Instructions »
(1) From the introduction on hypersonic weapons, reproduce the passage that begins at the words "Introduction" and stops after the words "accuracy and effect.".
(2) Answer these questions using the introduction on hypersonic weapons:
(a) Which Russian hypersonic weapon is named as deployed for combat in the Russo-Ukrainian war?
(b) What speed must hypersonic weapons exceed?
(c) Which countries are described as being in various stages of development?

Document excerpt »
§

Introduction

Some regard hypersonic weapons as a niche capability that offers a new first-strike capability for a small set of high-value targets, while others argue they have little real impact beyond strategic messaging of national prestige – a national prestige that NATO nations do not currently possess. The United States (US) and France have tested early versions with limited success, whereas Russia has fielded Avangard via land-based missile forces, Zircon in its Navy, and the Kinzhal from its Air Force. The Kinzhal (Kh-41), currently deployed for combat in the Russo-Ukrainian war, has received significant media attention despite its limited accuracy and effect.

Hypersonic technology presents new opportunities for adversaries to enhance national pride and introduce greater ambiguity during crises. It also has the potential to level the playing field by shifting the strategic balance of power away from those with a previous defensive advantage and towards a new offensive capability. By utilizing hypersonic capabilities, adversaries can introduce a higher degree of uncertainty and complexity, making it more difficult for defensive systems like NATO’s Ballistic Missile Defence (BMD) to counter these threats effectively. BMD’s success at deterring attacks highlights the evolving nature of strategic deterrence, and this success must be considered in the face of hypersonic advancements. NATO must prioritize the ability to defend against hypersonic weapons over the development of our own national pride to return the strategic balance in our favour.

Hypersonic weapons travel at speeds greater than Mach 5 without following a standard ballistic missile profile. Hypersonic weapons achieve their immense speed in one of two ways: using advanced engines as the high-altitude cruise missiles or as glide vehicles flying a depressed trajectory using the potential energy available to ballistic missiles. This combination of speed and altitude leads to significantly less reaction time compared to ordinary cruise or ballistic missiles. Both China and Russia have fielded hypersonic weapons, whereas India, the United Kingdom (UK), the US, and France are in various stages of development. This article briefly overviews the applicable history, ongoing developments, and possible impacts to strategic deterrence of hypersonic weapons.

§

Dataset records »
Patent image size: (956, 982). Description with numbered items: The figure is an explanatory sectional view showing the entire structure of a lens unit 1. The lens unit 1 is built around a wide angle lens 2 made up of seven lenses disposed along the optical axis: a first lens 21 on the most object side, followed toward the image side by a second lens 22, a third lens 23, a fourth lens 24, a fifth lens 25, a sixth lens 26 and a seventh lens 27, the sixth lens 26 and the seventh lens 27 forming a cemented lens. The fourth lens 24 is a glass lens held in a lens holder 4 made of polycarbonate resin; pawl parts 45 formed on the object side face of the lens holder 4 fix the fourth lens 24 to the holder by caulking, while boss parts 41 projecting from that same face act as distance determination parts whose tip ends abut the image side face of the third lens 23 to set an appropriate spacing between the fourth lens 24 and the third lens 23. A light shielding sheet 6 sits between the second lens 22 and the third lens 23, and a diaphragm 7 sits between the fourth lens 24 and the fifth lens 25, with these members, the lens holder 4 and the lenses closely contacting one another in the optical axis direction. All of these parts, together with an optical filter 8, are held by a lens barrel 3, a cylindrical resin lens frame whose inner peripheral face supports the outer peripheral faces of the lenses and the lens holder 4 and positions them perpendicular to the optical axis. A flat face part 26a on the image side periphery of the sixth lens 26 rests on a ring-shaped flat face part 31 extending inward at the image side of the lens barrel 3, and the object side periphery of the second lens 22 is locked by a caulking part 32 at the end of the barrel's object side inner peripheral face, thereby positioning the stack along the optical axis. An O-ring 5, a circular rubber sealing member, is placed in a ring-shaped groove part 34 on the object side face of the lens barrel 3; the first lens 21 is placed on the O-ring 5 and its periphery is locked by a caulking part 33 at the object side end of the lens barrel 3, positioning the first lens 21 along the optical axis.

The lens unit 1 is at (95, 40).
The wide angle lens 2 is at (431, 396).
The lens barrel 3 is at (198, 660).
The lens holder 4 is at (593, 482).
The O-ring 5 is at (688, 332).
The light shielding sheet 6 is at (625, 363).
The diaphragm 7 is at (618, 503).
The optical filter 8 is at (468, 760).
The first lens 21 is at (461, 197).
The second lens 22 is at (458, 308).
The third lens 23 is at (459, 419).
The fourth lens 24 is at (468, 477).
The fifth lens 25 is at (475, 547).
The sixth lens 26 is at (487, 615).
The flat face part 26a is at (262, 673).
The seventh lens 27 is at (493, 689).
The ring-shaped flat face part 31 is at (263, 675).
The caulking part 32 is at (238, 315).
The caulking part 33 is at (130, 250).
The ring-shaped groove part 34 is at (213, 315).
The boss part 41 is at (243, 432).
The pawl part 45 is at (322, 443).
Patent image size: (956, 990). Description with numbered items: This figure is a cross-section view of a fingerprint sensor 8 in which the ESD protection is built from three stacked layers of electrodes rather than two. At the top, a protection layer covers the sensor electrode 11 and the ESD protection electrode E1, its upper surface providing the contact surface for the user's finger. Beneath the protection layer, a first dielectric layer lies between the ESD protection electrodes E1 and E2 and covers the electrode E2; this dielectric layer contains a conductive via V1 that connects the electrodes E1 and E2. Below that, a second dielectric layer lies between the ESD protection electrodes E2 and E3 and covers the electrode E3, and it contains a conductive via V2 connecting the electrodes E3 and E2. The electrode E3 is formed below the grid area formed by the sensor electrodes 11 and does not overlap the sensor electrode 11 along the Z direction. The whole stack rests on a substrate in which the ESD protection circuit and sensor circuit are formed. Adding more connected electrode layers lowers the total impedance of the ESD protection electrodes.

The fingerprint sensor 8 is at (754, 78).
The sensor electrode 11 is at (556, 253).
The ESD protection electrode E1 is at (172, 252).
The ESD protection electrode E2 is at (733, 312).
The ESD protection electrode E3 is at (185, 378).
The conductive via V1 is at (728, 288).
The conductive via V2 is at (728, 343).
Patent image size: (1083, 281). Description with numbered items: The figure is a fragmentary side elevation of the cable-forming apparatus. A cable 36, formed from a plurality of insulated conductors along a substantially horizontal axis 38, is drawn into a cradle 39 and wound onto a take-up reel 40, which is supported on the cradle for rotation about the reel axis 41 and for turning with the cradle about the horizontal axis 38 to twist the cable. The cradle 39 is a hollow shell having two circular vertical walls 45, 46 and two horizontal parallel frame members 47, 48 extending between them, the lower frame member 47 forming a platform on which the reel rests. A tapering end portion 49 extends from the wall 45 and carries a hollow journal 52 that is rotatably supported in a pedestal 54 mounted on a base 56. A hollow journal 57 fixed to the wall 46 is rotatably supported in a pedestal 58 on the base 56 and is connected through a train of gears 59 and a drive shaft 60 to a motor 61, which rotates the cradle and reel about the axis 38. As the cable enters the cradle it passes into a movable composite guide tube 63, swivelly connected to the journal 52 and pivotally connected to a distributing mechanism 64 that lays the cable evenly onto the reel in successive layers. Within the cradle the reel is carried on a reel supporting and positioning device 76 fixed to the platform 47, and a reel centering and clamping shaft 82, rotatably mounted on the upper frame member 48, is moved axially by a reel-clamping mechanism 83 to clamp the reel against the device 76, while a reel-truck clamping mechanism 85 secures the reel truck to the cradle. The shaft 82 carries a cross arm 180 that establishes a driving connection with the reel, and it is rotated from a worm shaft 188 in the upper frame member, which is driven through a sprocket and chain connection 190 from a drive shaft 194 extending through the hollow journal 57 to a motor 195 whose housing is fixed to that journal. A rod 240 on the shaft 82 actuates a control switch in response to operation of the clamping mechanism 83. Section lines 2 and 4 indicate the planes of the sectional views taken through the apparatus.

§

Exercise responses »
(1)
Introduction

Some regard hypersonic weapons as a niche capability that offers a new first-strike capability for a small set of high-value targets, while others argue they have little real impact beyond strategic messaging of national prestige – a national prestige that NATO nations do not currently possess. The United States (US) and France have tested early versions with limited success, whereas Russia has fielded Avangard via land-based missile forces, Zircon in its Navy, and the Kinzhal from its Air Force. The Kinzhal (Kh-41), currently deployed for combat in the Russo-Ukrainian war, has received significant media attention despite its limited accuracy and effect.

(2)
(a) The Kinzhal (Kh-41).
(b) Mach 5.
(c) India, the United Kingdom, the United States, and France.